### STATED GOAL
Restate the records in their entirety, word for word.

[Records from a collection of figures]

____________________

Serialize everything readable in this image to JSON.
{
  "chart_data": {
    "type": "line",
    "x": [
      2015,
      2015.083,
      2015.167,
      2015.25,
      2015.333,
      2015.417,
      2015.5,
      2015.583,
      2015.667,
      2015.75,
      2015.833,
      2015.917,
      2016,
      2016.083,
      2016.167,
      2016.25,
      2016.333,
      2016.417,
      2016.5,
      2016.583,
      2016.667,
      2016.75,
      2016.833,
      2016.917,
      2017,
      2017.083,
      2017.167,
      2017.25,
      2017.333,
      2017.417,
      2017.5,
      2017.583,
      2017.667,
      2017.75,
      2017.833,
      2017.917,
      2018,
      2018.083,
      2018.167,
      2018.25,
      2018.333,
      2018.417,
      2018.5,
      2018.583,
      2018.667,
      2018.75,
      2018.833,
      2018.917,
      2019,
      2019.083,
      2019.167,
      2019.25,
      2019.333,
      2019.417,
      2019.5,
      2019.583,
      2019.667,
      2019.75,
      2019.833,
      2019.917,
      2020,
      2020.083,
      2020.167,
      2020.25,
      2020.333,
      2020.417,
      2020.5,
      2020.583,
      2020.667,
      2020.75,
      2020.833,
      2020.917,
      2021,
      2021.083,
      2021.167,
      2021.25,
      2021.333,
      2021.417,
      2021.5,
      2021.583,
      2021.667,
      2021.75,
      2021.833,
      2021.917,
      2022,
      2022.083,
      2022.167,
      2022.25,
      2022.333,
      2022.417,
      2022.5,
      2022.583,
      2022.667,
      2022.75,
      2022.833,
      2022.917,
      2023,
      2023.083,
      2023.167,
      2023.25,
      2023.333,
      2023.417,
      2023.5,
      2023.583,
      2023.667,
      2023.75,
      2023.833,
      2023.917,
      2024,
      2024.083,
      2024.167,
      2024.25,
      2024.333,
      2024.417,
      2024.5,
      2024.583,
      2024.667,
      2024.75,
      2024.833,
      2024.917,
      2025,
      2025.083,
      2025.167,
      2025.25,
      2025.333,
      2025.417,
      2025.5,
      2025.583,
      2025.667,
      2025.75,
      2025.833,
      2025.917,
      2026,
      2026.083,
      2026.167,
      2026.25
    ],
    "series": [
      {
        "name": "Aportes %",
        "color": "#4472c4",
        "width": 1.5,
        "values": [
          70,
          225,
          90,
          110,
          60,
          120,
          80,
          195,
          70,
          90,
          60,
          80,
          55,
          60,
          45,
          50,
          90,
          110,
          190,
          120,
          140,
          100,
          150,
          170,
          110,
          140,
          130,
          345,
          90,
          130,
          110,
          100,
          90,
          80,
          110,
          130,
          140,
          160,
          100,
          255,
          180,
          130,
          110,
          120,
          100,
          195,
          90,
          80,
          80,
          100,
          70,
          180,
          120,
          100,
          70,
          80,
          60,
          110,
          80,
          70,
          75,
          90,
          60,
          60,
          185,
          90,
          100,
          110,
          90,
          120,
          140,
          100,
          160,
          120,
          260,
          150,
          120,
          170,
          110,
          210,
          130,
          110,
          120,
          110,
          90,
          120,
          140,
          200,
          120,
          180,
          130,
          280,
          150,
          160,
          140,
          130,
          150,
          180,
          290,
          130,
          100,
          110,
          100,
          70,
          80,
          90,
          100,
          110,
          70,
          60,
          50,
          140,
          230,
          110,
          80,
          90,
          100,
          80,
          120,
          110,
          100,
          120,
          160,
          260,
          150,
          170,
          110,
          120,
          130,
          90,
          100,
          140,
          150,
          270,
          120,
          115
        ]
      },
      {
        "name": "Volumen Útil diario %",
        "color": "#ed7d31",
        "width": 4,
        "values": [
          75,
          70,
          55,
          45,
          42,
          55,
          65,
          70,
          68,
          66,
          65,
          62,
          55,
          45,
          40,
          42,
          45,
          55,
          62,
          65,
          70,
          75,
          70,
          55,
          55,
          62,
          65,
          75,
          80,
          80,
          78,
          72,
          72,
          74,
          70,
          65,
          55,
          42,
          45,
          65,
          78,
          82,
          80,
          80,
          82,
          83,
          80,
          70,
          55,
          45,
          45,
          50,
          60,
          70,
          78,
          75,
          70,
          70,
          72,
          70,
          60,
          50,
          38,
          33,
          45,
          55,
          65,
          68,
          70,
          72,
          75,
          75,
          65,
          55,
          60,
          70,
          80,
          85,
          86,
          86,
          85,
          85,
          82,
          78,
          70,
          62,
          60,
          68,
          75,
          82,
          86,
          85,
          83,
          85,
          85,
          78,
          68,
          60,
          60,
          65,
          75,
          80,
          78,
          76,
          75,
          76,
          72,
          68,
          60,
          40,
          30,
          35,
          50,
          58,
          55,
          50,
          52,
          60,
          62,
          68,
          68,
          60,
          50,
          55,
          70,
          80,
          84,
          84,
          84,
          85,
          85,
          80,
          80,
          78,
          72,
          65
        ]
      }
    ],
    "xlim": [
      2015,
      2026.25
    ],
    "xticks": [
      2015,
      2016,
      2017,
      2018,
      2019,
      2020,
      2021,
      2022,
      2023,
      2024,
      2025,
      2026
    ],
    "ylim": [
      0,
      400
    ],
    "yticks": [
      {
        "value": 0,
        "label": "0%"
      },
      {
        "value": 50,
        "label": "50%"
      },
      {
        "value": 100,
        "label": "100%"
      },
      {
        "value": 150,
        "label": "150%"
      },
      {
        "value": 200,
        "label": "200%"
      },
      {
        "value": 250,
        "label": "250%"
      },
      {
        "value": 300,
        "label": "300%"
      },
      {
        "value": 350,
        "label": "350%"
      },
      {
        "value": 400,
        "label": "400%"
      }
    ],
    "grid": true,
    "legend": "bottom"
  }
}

____________________

### SOLUTION TO THIS TASK
Serialize everything readable in this image to JSON.
{
  "chart_data": {
    "type": "line",
    "x": [
      2015,
      2015.083,
      2015.167,
      2015.25,
      2015.333,
      2015.417,
      2015.5,
      2015.583,
      2015.667,
      2015.75,
      2015.833,
      2015.917,
      2016,
      2016.083,
      2016.167,
      2016.25,
      2016.333,
      2016.417,
      2016.5,
      2016.583,
      2016.667,
      2016.75,
      2016.833,
      2016.917,
      2017,
      2017.083,
      2017.167,
      2017.25,
      2017.333,
      2017.417,
      2017.5,
      2017.583,
      2017.667,
      2017.75,
      2017.833,
      2017.917,
      2018,
      2018.083,
      2018.167,
      2018.25,
      2018.333,
      2018.417,
      2018.5,
      2018.583,
      2018.667,
      2018.75,
      2018.833,
      2018.917,
      2019,
      2019.083,
      2019.167,
      2019.25,
      2019.333,
      2019.417,
      2019.5,
      2019.583,
      2019.667,
      2019.75,
      2019.833,
      2019.917,
      2020,
      2020.083,
      2020.167,
      2020.25,
      2020.333,
      2020.417,
      2020.5,
      2020.583,
      2020.667,
      2020.75,
      2020.833,
      2020.917,
      2021,
      2021.083,
      2021.167,
      2021.25,
      2021.333,
      2021.417,
      2021.5,
      2021.583,
      2021.667,
      2021.75,
      2021.833,
      2021.917,
      2022,
      2022.083,
      2022.167,
      2022.25,
      2022.333,
      2022.417,
      2022.5,
      2022.583,
      2022.667,
      2022.75,
      2022.833,
      2022.917,
      2023,
      2023.083,
      2023.167,
      2023.25,
      2023.333,
      2023.417,
      2023.5,
      2023.583,
      2023.667,
      2023.75,
      2023.833,
      2023.917,
      2024,
      2024.083,
      2024.167,
      2024.25,
      2024.333,
      2024.417,
      2024.5,
      2024.583,
      2024.667,
      2024.75,
      2024.833,
      2024.917,
      2025,
      2025.083,
      2025.167,
      2025.25,
      2025.333,
      2025.417,
      2025.5,
      2025.583,
      2025.667,
      2025.75,
      2025.833,
      2025.917,
      2026,
      2026.083,
      2026.167,
      2026.25
    ],
    "series": [
      {
        "name": "Aportes %",
        "color": "#4472c4",
        "width": 1.5,
        "values": [
          70,
          225,
          90,
          110,
          60,
          120,
          80,
          195,
          70,
          90,
          60,
          80,
          55,
          60,
          45,
          50,
          90,
          110,
          190,
          120,
          140,
          100,
          150,
          170,
          110,
          140,
          130,
          345,
          90,
          130,
          110,
          100,
          90,
          80,
          110,
          130,
          140,
          160,
          100,
          255,
          180,
          130,
          110,
          120,
          100,
          195,
          90,
          80,
          80,
          100,
          70,
          180,
          120,
          100,
          70,
          80,
          60,
          110,
          80,
          70,
          75,
          90,
          60,
          60,
          185,
          90,
          100,
          110,
          90,
          120,
          140,
          100,
          160,
          120,
          260,
          150,
          120,
          170,
          110,
          210,
          130,
          110,
          120,
          110,
          90,
          120,
          140,
          200,
          120,
          180,
          130,
          280,
          150,
          160,
          140,
          130,
          150,
          180,
          290,
          130,
          100,
          110,
          100,
          70,
          80,
          90,
          100,
          110,
          70,
          60,
          50,
          140,
          230,
          110,
          80,
          90,
          100,
          80,
          120,
          110,
          100,
          120,
          160,
          260,
          150,
          170,
          110,
          120,
          130,
          90,
          100,
          140,
          150,
          270,
          120,
          115
        ]
      },
      {
        "name": "Volumen Útil diario %",
        "color": "#ed7d31",
        "width": 4,
        "values": [
          75,
          70,
          55,
          45,
          42,
          55,
          65,
          70,
          68,
          66,
          65,
          62,
          55,
          45,
          40,
          42,
          45,
          55,
          62,
          65,
          70,
          75,
          70,
          55,
          55,
          62,
          65,
          75,
          80,
          80,
          78,
          72,
          72,
          74,
          70,
          65,
          55,
          42,
          45,
          65,
          78,
          82,
          80,
          80,
          82,
          83,
          80,
          70,
          55,
          45,
          45,
          50,
          60,
          70,
          78,
          75,
          70,
          70,
          72,
          70,
          60,
          50,
          38,
          33,
          45,
          55,
          65,
          68,
          70,
          72,
          75,
          75,
          65,
          55,
          60,
          70,
          80,
          85,
          86,
          86,
          85,
          85,
          82,
          78,
          70,
          62,
          60,
          68,
          75,
          82,
          86,
          85,
          83,
          85,
          85,
          78,
          68,
          60,
          60,
          65,
          75,
          80,
          78,
          76,
          75,
          76,
          72,
          68,
          60,
          40,
          30,
          35,
          50,
          58,
          55,
          50,
          52,
          60,
          62,
          68,
          68,
          60,
          50,
          55,
          70,
          80,
          84,
          84,
          84,
          85,
          85,
          80,
          80,
          78,
          72,
          65
        ]
      }
    ],
    "xlim": [
      2015,
      2026.25
    ],
    "xticks": [
      2015,
      2016,
      2017,
      2018,
      2019,
      2020,
      2021,
      2022,
      2023,
      2024,
      2025,
      2026
    ],
    "ylim": [
      0,
      400
    ],
    "yticks": [
      {
        "value": 0,
        "label": "0%"
      },
      {
        "value": 50,
        "label": "50%"
      },
      {
        "value": 100,
        "label": "100%"
      },
      {
        "value": 150,
        "label": "150%"
      },
      {
        "value": 200,
        "label": "200%"
      },
      {
        "value": 250,
        "label": "250%"
      },
      {
        "value": 300,
        "label": "300%"
      },
      {
        "value": 350,
        "label": "350%"
      },
      {
        "value": 400,
        "label": "400%"
      }
    ],
    "grid": true,
    "legend": "bottom"
  }
}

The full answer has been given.